>> Begin
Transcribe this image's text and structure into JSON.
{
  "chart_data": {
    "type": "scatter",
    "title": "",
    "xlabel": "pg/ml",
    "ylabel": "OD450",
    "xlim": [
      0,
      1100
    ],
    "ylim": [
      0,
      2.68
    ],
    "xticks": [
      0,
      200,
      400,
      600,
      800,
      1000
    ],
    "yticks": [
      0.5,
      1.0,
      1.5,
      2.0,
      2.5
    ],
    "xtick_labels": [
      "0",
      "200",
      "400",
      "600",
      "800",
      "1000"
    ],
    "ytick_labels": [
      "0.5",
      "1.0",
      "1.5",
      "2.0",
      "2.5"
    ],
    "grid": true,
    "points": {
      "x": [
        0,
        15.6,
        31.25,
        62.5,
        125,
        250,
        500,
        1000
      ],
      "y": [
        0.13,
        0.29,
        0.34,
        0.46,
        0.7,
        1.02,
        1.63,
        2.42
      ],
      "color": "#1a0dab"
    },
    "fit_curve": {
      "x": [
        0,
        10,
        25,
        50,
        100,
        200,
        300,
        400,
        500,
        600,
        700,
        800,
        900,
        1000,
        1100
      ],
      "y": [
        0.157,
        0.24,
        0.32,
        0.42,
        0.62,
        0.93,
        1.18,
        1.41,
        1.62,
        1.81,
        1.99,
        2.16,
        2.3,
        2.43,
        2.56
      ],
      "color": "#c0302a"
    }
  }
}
>> End
• TASK REQUIREMENTS: Every entry should be printed again exactly as written.

• TASK RESPONSE:
Transcribe this image's text and structure into JSON.
{
  "chart_data": {
    "type": "scatter",
    "title": "",
    "xlabel": "pg/ml",
    "ylabel": "OD450",
    "xlim": [
      0,
      1100
    ],
    "ylim": [
      0,
      2.68
    ],
    "xticks": [
      0,
      200,
      400,
      600,
      800,
      1000
    ],
    "yticks": [
      0.5,
      1.0,
      1.5,
      2.0,
      2.5
    ],
    "xtick_labels": [
      "0",
      "200",
      "400",
      "600",
      "800",
      "1000"
    ],
    "ytick_labels": [
      "0.5",
      "1.0",
      "1.5",
      "2.0",
      "2.5"
    ],
    "grid": true,
    "points": {
      "x": [
        0,
        15.6,
        31.25,
        62.5,
        125,
        250,
        500,
        1000
      ],
      "y": [
        0.13,
        0.29,
        0.34,
        0.46,
        0.7,
        1.02,
        1.63,
        2.42
      ],
      "color": "#1a0dab"
    },
    "fit_curve": {
      "x": [
        0,
        10,
        25,
        50,
        100,
        200,
        300,
        400,
        500,
        600,
        700,
        800,
        900,
        1000,
        1100
      ],
      "y": [
        0.157,
        0.24,
        0.32,
        0.42,
        0.62,
        0.93,
        1.18,
        1.41,
        1.62,
        1.81,
        1.99,
        2.16,
        2.3,
        2.43,
        2.56
      ],
      "color": "#c0302a"
    }
  }
}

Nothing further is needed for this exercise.